[start]

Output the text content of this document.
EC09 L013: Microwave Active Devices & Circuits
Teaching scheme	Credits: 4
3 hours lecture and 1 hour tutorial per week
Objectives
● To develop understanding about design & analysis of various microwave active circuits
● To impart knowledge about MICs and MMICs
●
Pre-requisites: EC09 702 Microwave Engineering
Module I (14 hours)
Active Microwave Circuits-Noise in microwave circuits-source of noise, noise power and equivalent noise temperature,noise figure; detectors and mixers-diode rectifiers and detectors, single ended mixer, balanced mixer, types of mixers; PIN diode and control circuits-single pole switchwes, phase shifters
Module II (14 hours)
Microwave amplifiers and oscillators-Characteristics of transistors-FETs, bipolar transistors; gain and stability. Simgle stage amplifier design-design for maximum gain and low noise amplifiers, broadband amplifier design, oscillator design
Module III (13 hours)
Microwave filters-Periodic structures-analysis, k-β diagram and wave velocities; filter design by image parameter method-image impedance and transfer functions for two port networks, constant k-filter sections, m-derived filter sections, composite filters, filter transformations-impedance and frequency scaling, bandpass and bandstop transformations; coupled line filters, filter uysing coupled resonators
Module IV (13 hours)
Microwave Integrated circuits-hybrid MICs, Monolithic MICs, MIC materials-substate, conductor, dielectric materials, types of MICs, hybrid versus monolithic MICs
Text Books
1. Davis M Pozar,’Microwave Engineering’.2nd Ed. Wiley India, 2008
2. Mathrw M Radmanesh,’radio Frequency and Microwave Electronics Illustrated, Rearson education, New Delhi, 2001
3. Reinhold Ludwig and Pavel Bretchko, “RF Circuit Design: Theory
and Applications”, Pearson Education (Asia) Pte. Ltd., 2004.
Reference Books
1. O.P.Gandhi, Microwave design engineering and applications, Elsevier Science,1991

[end]

**Short exercise:** Please return the data above exactly as given.

**Solution to this task:**
Output the text content of this document.
EC09 L013: Microwave Active Devices & Circuits
Teaching scheme	Credits: 4
3 hours lecture and 1 hour tutorial per week
Objectives
● To develop understanding about design & analysis of various microwave active circuits
● To impart knowledge about MICs and MMICs
●
Pre-requisites: EC09 702 Microwave Engineering
Module I (14 hours)
Active Microwave Circuits-Noise in microwave circuits-source of noise, noise power and equivalent noise temperature,noise figure; detectors and mixers-diode rectifiers and detectors, single ended mixer, balanced mixer, types of mixers; PIN diode and control circuits-single pole switchwes, phase shifters
Module II (14 hours)
Microwave amplifiers and oscillators-Characteristics of transistors-FETs, bipolar transistors; gain and stability. Simgle stage amplifier design-design for maximum gain and low noise amplifiers, broadband amplifier design, oscillator design
Module III (13 hours)
Microwave filters-Periodic structures-analysis, k-β diagram and wave velocities; filter design by image parameter method-image impedance and transfer functions for two port networks, constant k-filter sections, m-derived filter sections, composite filters, filter transformations-impedance and frequency scaling, bandpass and bandstop transformations; coupled line filters, filter uysing coupled resonators
Module IV (13 hours)
Microwave Integrated circuits-hybrid MICs, Monolithic MICs, MIC materials-substate, conductor, dielectric materials, types of MICs, hybrid versus monolithic MICs
Text Books
1. Davis M Pozar,’Microwave Engineering’.2nd Ed. Wiley India, 2008
2. Mathrw M Radmanesh,’radio Frequency and Microwave Electronics Illustrated, Rearson education, New Delhi, 2001
3. Reinhold Ludwig and Pavel Bretchko, “RF Circuit Design: Theory
and Applications”, Pearson Education (Asia) Pte. Ltd., 2004.
Reference Books
1. O.P.Gandhi, Microwave design engineering and applications, Elsevier Science,1991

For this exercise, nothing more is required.